What is needed:
Please print the full listing exactly.

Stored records
↓

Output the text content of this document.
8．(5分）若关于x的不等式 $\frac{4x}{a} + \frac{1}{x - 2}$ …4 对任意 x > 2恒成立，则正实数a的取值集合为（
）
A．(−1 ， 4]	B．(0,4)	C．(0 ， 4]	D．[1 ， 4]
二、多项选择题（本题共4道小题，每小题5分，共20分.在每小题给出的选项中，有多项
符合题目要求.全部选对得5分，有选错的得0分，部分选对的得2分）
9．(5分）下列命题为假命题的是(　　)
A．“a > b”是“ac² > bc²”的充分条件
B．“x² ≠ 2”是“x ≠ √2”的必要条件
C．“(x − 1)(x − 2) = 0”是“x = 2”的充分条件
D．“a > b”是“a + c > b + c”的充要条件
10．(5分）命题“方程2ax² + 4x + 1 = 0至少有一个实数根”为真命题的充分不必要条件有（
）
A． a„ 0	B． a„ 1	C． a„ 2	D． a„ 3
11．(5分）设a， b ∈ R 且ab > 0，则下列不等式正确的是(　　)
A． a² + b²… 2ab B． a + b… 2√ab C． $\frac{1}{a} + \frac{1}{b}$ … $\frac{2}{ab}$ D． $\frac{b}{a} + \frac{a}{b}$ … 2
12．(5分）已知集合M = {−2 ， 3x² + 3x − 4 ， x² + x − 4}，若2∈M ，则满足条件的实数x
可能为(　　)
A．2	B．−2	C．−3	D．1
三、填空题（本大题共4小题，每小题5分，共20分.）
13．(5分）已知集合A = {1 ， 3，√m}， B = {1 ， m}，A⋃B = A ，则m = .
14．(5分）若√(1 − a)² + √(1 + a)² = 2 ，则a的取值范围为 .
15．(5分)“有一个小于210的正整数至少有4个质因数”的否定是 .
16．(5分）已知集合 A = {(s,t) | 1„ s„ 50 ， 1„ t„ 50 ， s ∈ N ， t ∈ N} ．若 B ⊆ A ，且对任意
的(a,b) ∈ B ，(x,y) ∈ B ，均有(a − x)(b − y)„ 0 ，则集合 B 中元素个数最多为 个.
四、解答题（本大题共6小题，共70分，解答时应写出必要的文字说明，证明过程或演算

↑

Result for this task:
Output the text content of this document.
8．(5分）若关于x的不等式 $\frac{4x}{a} + \frac{1}{x - 2}$ …4 对任意 x > 2恒成立，则正实数a的取值集合为（
）
A．(−1 ， 4]	B．(0,4)	C．(0 ， 4]	D．[1 ， 4]
二、多项选择题（本题共4道小题，每小题5分，共20分.在每小题给出的选项中，有多项
符合题目要求.全部选对得5分，有选错的得0分，部分选对的得2分）
9．(5分）下列命题为假命题的是(　　)
A．“a > b”是“ac² > bc²”的充分条件
B．“x² ≠ 2”是“x ≠ √2”的必要条件
C．“(x − 1)(x − 2) = 0”是“x = 2”的充分条件
D．“a > b”是“a + c > b + c”的充要条件
10．(5分）命题“方程2ax² + 4x + 1 = 0至少有一个实数根”为真命题的充分不必要条件有（
）
A． a„ 0	B． a„ 1	C． a„ 2	D． a„ 3
11．(5分）设a， b ∈ R 且ab > 0，则下列不等式正确的是(　　)
A． a² + b²… 2ab B． a + b… 2√ab C． $\frac{1}{a} + \frac{1}{b}$ … $\frac{2}{ab}$ D． $\frac{b}{a} + \frac{a}{b}$ … 2
12．(5分）已知集合M = {−2 ， 3x² + 3x − 4 ， x² + x − 4}，若2∈M ，则满足条件的实数x
可能为(　　)
A．2	B．−2	C．−3	D．1
三、填空题（本大题共4小题，每小题5分，共20分.）
13．(5分）已知集合A = {1 ， 3，√m}， B = {1 ， m}，A⋃B = A ，则m = .
14．(5分）若√(1 − a)² + √(1 + a)² = 2 ，则a的取值范围为 .
15．(5分)“有一个小于210的正整数至少有4个质因数”的否定是 .
16．(5分）已知集合 A = {(s,t) | 1„ s„ 50 ， 1„ t„ 50 ， s ∈ N ， t ∈ N} ．若 B ⊆ A ，且对任意
的(a,b) ∈ B ，(x,y) ∈ B ，均有(a − x)(b − y)„ 0 ，则集合 B 中元素个数最多为 个.
四、解答题（本大题共6小题，共70分，解答时应写出必要的文字说明，证明过程或演算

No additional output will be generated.